___ Data rows

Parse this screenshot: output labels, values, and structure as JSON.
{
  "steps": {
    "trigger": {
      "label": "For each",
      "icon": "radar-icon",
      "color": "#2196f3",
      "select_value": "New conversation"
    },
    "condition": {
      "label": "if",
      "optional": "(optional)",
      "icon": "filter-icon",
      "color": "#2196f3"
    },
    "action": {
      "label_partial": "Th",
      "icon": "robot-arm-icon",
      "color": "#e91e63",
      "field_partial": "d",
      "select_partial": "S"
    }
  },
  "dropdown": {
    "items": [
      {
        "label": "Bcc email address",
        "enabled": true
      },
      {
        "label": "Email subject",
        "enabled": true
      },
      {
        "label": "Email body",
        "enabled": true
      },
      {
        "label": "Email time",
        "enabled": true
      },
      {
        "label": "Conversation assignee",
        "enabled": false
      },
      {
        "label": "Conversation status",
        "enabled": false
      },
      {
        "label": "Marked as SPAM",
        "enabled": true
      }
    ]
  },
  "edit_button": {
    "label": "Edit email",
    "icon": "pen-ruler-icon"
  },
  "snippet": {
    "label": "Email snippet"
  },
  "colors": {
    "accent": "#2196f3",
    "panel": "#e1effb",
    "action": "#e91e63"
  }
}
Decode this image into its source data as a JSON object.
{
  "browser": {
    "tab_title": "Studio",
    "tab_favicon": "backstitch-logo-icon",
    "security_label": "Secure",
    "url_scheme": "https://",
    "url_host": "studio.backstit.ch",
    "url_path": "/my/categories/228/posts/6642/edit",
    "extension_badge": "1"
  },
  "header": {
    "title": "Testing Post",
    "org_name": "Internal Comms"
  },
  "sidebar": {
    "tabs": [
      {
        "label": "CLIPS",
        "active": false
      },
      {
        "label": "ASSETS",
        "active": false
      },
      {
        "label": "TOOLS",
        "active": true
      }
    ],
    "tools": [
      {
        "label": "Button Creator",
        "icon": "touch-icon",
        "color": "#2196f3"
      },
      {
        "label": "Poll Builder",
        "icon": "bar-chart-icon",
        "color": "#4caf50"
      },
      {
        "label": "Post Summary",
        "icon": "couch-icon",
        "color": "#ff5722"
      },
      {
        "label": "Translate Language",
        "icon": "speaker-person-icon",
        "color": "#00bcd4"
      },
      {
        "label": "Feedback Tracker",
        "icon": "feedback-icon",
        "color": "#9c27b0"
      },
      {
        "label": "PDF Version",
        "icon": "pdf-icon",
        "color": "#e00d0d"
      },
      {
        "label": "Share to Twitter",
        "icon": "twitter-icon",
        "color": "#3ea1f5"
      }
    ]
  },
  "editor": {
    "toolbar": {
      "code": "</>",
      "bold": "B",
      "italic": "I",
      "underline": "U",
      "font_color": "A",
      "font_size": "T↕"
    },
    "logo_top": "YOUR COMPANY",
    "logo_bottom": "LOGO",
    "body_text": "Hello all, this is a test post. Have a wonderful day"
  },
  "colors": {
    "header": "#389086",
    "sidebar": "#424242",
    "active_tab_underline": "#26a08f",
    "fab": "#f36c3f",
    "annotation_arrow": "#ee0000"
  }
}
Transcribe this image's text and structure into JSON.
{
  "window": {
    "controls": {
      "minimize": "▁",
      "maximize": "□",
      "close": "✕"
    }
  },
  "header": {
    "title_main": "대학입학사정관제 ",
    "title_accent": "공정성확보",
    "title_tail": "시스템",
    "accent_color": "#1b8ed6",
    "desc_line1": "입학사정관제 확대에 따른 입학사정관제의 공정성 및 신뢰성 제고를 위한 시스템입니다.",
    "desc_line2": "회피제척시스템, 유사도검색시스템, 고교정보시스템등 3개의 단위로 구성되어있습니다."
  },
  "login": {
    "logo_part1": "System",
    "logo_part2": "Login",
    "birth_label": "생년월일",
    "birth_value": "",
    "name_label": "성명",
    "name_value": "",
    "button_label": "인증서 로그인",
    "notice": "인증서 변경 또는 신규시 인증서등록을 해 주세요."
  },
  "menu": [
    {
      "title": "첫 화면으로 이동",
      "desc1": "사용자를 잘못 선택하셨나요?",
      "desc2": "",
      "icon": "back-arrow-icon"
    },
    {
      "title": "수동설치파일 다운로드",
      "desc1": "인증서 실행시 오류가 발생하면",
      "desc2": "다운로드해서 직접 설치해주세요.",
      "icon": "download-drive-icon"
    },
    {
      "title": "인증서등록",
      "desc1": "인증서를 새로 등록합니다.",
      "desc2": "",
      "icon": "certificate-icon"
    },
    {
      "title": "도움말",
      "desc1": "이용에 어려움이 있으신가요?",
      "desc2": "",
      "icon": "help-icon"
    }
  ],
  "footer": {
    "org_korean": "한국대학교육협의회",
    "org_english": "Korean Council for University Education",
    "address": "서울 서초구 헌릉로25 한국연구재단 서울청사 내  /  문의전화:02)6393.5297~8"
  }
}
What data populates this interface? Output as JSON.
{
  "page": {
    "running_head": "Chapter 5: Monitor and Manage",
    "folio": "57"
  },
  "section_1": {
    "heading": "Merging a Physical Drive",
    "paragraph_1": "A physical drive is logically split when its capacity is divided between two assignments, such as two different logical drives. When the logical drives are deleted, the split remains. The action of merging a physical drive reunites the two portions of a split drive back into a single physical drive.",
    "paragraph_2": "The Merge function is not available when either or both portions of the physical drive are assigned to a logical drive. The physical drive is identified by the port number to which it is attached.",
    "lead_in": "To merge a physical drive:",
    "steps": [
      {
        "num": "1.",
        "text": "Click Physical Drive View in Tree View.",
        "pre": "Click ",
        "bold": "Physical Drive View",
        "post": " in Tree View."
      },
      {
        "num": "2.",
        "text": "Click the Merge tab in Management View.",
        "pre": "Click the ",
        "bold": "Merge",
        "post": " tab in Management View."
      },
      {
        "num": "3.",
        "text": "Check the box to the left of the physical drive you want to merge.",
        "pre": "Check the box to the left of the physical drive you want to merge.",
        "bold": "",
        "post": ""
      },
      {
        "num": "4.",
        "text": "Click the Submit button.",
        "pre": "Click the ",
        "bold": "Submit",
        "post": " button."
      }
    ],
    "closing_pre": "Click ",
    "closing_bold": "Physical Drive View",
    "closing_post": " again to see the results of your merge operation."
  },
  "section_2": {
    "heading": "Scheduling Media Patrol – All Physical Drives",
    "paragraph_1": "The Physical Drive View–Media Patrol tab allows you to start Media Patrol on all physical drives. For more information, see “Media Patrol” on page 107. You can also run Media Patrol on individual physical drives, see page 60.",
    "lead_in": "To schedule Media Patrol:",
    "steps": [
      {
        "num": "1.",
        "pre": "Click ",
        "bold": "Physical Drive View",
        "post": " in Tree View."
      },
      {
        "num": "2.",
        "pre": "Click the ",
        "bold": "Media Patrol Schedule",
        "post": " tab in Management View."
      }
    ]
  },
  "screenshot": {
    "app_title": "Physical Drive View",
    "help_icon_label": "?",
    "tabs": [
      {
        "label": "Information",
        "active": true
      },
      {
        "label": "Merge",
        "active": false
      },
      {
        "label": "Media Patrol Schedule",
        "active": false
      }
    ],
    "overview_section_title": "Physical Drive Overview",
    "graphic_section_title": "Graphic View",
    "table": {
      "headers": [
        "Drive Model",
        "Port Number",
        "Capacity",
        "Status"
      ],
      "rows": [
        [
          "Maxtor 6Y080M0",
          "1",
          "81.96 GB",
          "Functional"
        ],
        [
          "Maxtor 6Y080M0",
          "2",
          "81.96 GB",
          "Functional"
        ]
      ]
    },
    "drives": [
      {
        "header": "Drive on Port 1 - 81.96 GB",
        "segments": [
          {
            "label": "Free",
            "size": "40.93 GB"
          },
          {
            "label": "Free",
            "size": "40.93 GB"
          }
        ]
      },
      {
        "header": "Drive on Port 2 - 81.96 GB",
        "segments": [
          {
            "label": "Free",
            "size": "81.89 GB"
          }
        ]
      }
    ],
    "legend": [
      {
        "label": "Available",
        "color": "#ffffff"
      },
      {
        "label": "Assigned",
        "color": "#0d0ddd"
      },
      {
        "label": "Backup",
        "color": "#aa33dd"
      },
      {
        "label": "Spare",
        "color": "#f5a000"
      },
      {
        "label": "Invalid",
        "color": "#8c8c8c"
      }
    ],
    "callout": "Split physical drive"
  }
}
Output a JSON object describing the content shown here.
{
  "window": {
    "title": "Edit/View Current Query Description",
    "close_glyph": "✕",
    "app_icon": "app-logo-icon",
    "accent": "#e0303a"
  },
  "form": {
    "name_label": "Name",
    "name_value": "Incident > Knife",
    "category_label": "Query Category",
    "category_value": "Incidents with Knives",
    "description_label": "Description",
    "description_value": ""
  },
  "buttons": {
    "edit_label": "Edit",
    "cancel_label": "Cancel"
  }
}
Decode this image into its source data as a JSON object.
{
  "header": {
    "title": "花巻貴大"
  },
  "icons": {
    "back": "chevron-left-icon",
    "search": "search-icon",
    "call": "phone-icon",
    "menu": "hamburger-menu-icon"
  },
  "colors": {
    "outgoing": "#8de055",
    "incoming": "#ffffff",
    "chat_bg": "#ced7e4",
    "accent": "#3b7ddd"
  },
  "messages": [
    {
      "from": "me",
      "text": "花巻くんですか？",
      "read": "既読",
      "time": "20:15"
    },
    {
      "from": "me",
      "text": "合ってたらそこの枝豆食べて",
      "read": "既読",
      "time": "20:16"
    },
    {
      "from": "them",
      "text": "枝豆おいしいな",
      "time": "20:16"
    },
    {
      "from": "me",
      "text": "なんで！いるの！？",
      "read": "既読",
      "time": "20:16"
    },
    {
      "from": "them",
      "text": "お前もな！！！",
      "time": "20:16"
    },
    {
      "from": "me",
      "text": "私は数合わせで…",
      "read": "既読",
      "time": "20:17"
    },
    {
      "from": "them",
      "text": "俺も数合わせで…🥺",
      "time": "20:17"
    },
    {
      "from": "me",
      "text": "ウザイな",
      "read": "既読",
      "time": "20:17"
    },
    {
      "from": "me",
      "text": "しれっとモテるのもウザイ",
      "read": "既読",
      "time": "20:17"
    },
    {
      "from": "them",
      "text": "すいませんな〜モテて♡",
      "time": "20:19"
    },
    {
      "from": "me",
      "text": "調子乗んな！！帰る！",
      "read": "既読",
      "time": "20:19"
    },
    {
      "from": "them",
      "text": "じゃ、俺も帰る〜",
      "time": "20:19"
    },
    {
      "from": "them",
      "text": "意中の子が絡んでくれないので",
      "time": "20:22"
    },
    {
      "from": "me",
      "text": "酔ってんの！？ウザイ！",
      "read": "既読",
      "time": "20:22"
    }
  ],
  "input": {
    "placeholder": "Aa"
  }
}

______

* [Exercise brief] From the data above, gather every line that includes the word "JSON".

* [Complete response]
Parse this screenshot: output labels, values, and structure as JSON.
Decode this image into its source data as a JSON object.
Transcribe this image's text and structure into JSON.
What data populates this interface? Output as JSON.
Output a JSON object describing the content shown here.
Decode this image into its source data as a JSON object.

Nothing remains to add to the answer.